### Task description
Using the data below, copy every line that contains the word "призыву".

—————

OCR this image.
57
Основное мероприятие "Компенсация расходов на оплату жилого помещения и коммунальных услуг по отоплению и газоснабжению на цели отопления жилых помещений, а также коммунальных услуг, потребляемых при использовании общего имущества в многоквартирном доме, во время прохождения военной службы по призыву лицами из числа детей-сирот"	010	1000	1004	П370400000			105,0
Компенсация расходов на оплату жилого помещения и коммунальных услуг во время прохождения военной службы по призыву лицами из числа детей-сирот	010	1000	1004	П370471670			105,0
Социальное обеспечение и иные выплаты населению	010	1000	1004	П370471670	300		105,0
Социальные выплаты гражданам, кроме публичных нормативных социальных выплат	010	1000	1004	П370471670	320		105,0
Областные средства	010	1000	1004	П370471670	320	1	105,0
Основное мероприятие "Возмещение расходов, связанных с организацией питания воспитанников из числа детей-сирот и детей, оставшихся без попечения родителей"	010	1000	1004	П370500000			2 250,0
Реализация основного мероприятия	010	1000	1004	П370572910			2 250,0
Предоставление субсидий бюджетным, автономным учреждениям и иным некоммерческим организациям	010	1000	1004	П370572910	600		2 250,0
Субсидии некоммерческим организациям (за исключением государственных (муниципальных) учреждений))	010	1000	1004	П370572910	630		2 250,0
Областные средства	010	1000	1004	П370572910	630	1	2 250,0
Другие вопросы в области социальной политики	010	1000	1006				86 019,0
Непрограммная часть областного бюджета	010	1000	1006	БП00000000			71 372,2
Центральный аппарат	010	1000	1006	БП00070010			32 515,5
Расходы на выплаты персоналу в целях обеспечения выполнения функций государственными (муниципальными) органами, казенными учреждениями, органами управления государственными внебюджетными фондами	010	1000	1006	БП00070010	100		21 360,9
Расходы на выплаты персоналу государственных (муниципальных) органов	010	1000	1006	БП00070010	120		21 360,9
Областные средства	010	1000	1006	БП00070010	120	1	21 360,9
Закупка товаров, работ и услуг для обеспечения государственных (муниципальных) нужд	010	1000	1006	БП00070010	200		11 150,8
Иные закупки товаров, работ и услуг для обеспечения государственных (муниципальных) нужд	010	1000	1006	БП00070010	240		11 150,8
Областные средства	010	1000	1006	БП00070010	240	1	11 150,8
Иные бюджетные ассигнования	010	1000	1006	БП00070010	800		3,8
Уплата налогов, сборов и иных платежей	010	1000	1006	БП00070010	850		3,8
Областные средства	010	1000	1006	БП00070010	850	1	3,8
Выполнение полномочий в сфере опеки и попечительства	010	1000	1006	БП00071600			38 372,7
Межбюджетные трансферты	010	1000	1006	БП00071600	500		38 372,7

—————

### Response for this exercise
Основное мероприятие "Компенсация расходов на оплату жилого помещения и коммунальных услуг по отоплению и газоснабжению на цели отопления жилых помещений, а также коммунальных услуг, потребляемых при использовании общего имущества в многоквартирном доме, во время прохождения военной службы по призыву лицами из числа детей-сирот"	010	1000	1004	П370400000			105,0
Компенсация расходов на оплату жилого помещения и коммунальных услуг во время прохождения военной службы по призыву лицами из числа детей-сирот	010	1000	1004	П370471670			105,0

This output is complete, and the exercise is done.